_SHORT EXERCISE_
Count the lines below that contain the string "Dealer", and reply with the number only.

----

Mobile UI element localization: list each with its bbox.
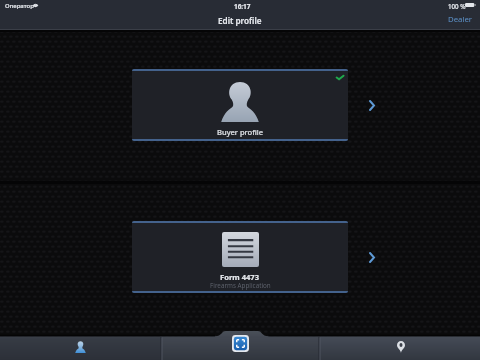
staticText: Firearms Application [210,281,271,290]
staticText: Dealer [448,14,473,25]
staticText: Оператор [5,2,34,10]
staticText: 100 % [448,2,466,10]
button[interactable]: Form 4473 [132,221,348,293]
button[interactable]: Location [319,335,480,360]
staticText: Form 4473 [220,272,260,282]
button[interactable]: Open [362,247,382,267]
staticText: 16:17 [234,2,251,11]
button[interactable]: Buyer profile [132,69,348,141]
button[interactable]: Dealer [441,11,477,28]
staticText: Buyer profile [217,127,263,137]
staticText: Edit profile [218,15,262,26]
button[interactable]: Open [362,95,382,115]
button[interactable]: Profile [0,335,161,360]
button[interactable]: Scan [161,331,319,360]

----

_REPLY_
2